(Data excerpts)
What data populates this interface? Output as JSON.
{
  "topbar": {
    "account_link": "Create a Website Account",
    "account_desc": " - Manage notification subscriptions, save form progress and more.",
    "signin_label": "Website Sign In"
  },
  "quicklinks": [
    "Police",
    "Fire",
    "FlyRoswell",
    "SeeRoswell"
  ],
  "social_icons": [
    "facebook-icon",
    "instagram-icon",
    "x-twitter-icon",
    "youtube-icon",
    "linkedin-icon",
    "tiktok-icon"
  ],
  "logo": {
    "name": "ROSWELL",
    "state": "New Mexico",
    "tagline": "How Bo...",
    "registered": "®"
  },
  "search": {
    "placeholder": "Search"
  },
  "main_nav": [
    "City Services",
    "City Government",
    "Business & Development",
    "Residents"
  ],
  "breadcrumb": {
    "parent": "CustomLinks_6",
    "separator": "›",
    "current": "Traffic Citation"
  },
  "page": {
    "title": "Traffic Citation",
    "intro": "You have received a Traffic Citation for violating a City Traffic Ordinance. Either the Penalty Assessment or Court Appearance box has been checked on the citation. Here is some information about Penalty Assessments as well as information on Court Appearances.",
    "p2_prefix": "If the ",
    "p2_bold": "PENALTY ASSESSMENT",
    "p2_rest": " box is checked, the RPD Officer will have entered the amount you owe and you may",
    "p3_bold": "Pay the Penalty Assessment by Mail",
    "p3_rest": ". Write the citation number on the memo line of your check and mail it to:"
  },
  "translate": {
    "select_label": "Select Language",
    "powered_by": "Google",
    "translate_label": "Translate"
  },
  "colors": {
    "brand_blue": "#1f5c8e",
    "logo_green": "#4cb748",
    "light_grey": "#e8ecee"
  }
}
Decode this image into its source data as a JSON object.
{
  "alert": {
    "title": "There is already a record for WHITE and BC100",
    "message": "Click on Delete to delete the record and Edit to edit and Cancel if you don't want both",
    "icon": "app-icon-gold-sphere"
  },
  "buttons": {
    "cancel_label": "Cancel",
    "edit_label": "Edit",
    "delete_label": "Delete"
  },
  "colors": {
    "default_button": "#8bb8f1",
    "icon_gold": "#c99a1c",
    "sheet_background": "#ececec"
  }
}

---

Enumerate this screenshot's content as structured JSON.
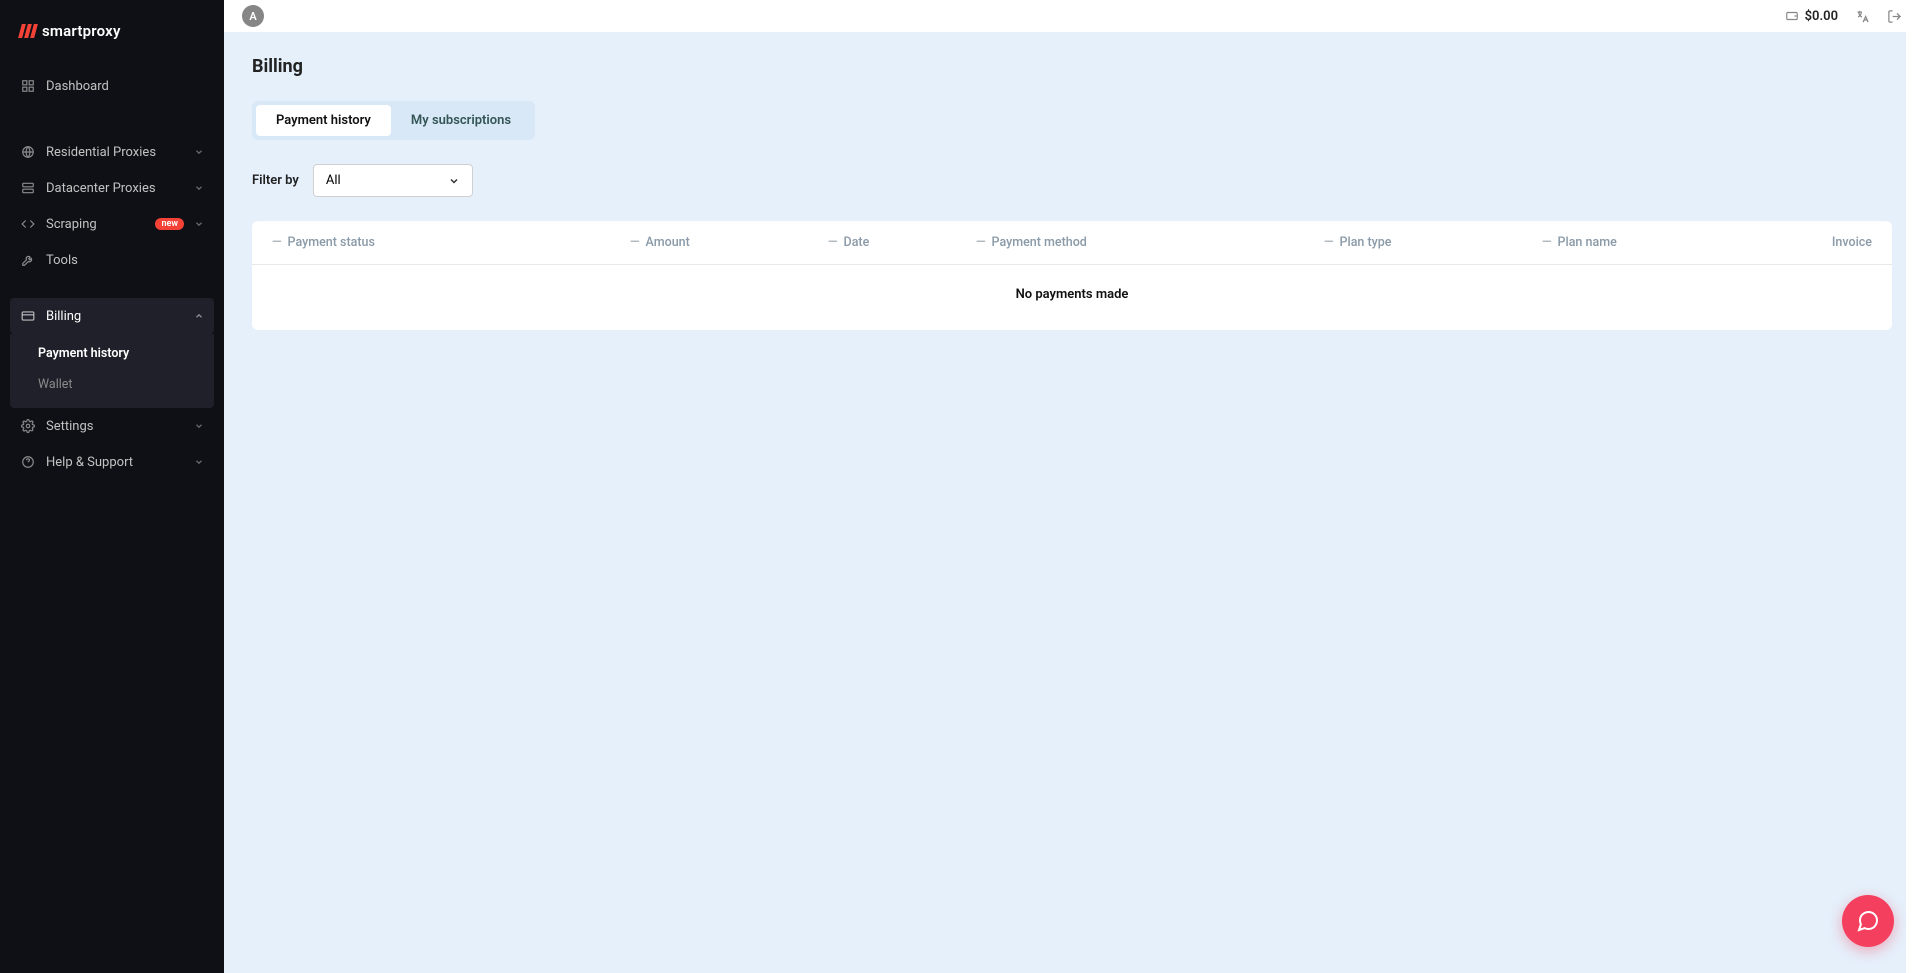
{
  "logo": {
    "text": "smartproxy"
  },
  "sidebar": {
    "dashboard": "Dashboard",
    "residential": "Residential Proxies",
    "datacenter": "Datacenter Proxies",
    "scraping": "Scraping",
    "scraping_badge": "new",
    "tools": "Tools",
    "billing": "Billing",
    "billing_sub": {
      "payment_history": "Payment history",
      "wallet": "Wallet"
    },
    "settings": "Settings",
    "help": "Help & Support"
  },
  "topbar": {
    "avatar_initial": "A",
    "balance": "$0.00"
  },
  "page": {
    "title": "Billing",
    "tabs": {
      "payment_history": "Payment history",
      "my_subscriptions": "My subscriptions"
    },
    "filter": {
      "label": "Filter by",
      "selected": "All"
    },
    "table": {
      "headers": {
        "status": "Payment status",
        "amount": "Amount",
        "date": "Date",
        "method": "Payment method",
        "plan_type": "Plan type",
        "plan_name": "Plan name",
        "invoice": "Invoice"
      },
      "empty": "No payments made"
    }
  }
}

EXERCISE GOAL:
Pull out every line of the entries that includes the word "Delete".

EXPECTED ANSWER:
    "message": "Click on Delete to delete the record and Edit to edit and Cancel if you don't want both",
    "delete_label": "Delete"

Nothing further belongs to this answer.